[EXCERPTED DATA]
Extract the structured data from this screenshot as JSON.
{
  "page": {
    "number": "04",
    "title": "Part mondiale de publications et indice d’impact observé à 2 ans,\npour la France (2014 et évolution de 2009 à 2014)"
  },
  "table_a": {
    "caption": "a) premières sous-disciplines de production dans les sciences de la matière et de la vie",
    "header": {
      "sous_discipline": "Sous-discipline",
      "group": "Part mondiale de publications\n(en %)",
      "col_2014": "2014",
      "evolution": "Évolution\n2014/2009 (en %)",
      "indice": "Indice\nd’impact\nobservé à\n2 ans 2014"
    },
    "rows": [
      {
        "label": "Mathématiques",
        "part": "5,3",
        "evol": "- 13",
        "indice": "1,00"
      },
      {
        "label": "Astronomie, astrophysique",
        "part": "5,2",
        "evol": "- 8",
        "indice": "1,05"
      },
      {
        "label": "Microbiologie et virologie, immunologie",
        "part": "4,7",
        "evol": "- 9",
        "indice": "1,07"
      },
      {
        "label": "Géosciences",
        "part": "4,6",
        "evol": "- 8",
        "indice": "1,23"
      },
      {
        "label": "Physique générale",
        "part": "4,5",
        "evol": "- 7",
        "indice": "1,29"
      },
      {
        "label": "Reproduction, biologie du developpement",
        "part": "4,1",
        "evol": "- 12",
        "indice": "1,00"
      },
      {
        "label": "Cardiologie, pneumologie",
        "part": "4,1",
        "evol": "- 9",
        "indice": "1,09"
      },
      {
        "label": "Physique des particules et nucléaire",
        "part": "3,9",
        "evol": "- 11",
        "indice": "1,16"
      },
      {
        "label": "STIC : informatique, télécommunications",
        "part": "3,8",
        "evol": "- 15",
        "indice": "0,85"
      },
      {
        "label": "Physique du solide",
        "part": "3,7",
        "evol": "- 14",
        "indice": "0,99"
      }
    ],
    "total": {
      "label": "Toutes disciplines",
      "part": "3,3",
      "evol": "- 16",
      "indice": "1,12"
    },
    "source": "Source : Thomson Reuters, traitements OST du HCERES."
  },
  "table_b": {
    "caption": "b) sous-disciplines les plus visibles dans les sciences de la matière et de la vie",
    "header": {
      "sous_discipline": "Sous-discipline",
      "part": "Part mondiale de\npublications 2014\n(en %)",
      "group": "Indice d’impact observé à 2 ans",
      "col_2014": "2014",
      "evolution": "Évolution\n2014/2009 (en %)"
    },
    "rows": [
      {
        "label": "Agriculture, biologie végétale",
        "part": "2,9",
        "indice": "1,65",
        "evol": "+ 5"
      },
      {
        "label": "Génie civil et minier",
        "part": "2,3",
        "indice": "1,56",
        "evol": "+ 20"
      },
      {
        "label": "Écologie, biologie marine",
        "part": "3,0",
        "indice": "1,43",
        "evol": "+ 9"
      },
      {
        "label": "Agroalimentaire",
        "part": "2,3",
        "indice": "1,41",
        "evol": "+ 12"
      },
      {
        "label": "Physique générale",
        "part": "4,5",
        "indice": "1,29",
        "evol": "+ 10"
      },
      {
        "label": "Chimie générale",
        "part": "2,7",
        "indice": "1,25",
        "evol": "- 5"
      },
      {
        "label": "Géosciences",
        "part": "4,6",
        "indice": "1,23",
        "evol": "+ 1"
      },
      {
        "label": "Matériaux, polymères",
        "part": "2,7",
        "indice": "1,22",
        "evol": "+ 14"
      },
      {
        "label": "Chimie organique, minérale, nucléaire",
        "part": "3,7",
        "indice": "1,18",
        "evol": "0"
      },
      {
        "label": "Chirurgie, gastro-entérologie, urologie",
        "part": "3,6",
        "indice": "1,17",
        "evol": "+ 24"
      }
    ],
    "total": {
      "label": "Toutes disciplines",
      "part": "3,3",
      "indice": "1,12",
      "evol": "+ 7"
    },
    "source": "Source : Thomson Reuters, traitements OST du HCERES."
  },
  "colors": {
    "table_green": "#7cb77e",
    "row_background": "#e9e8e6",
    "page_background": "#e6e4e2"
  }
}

[EXERCISE] Repeat all the entries exactly as given.

[RESPONSE]
Extract the structured data from this screenshot as JSON.
{
  "page": {
    "number": "04",
    "title": "Part mondiale de publications et indice d’impact observé à 2 ans,\npour la France (2014 et évolution de 2009 à 2014)"
  },
  "table_a": {
    "caption": "a) premières sous-disciplines de production dans les sciences de la matière et de la vie",
    "header": {
      "sous_discipline": "Sous-discipline",
      "group": "Part mondiale de publications\n(en %)",
      "col_2014": "2014",
      "evolution": "Évolution\n2014/2009 (en %)",
      "indice": "Indice\nd’impact\nobservé à\n2 ans 2014"
    },
    "rows": [
      {
        "label": "Mathématiques",
        "part": "5,3",
        "evol": "- 13",
        "indice": "1,00"
      },
      {
        "label": "Astronomie, astrophysique",
        "part": "5,2",
        "evol": "- 8",
        "indice": "1,05"
      },
      {
        "label": "Microbiologie et virologie, immunologie",
        "part": "4,7",
        "evol": "- 9",
        "indice": "1,07"
      },
      {
        "label": "Géosciences",
        "part": "4,6",
        "evol": "- 8",
        "indice": "1,23"
      },
      {
        "label": "Physique générale",
        "part": "4,5",
        "evol": "- 7",
        "indice": "1,29"
      },
      {
        "label": "Reproduction, biologie du developpement",
        "part": "4,1",
        "evol": "- 12",
        "indice": "1,00"
      },
      {
        "label": "Cardiologie, pneumologie",
        "part": "4,1",
        "evol": "- 9",
        "indice": "1,09"
      },
      {
        "label": "Physique des particules et nucléaire",
        "part": "3,9",
        "evol": "- 11",
        "indice": "1,16"
      },
      {
        "label": "STIC : informatique, télécommunications",
        "part": "3,8",
        "evol": "- 15",
        "indice": "0,85"
      },
      {
        "label": "Physique du solide",
        "part": "3,7",
        "evol": "- 14",
        "indice": "0,99"
      }
    ],
    "total": {
      "label": "Toutes disciplines",
      "part": "3,3",
      "evol": "- 16",
      "indice": "1,12"
    },
    "source": "Source : Thomson Reuters, traitements OST du HCERES."
  },
  "table_b": {
    "caption": "b) sous-disciplines les plus visibles dans les sciences de la matière et de la vie",
    "header": {
      "sous_discipline": "Sous-discipline",
      "part": "Part mondiale de\npublications 2014\n(en %)",
      "group": "Indice d’impact observé à 2 ans",
      "col_2014": "2014",
      "evolution": "Évolution\n2014/2009 (en %)"
    },
    "rows": [
      {
        "label": "Agriculture, biologie végétale",
        "part": "2,9",
        "indice": "1,65",
        "evol": "+ 5"
      },
      {
        "label": "Génie civil et minier",
        "part": "2,3",
        "indice": "1,56",
        "evol": "+ 20"
      },
      {
        "label": "Écologie, biologie marine",
        "part": "3,0",
        "indice": "1,43",
        "evol": "+ 9"
      },
      {
        "label": "Agroalimentaire",
        "part": "2,3",
        "indice": "1,41",
        "evol": "+ 12"
      },
      {
        "label": "Physique générale",
        "part": "4,5",
        "indice": "1,29",
        "evol": "+ 10"
      },
      {
        "label": "Chimie générale",
        "part": "2,7",
        "indice": "1,25",
        "evol": "- 5"
      },
      {
        "label": "Géosciences",
        "part": "4,6",
        "indice": "1,23",
        "evol": "+ 1"
      },
      {
        "label": "Matériaux, polymères",
        "part": "2,7",
        "indice": "1,22",
        "evol": "+ 14"
      },
      {
        "label": "Chimie organique, minérale, nucléaire",
        "part": "3,7",
        "indice": "1,18",
        "evol": "0"
      },
      {
        "label": "Chirurgie, gastro-entérologie, urologie",
        "part": "3,6",
        "indice": "1,17",
        "evol": "+ 24"
      }
    ],
    "total": {
      "label": "Toutes disciplines",
      "part": "3,3",
      "indice": "1,12",
      "evol": "+ 7"
    },
    "source": "Source : Thomson Reuters, traitements OST du HCERES."
  },
  "colors": {
    "table_green": "#7cb77e",
    "row_background": "#e9e8e6",
    "page_background": "#e6e4e2"
  }
}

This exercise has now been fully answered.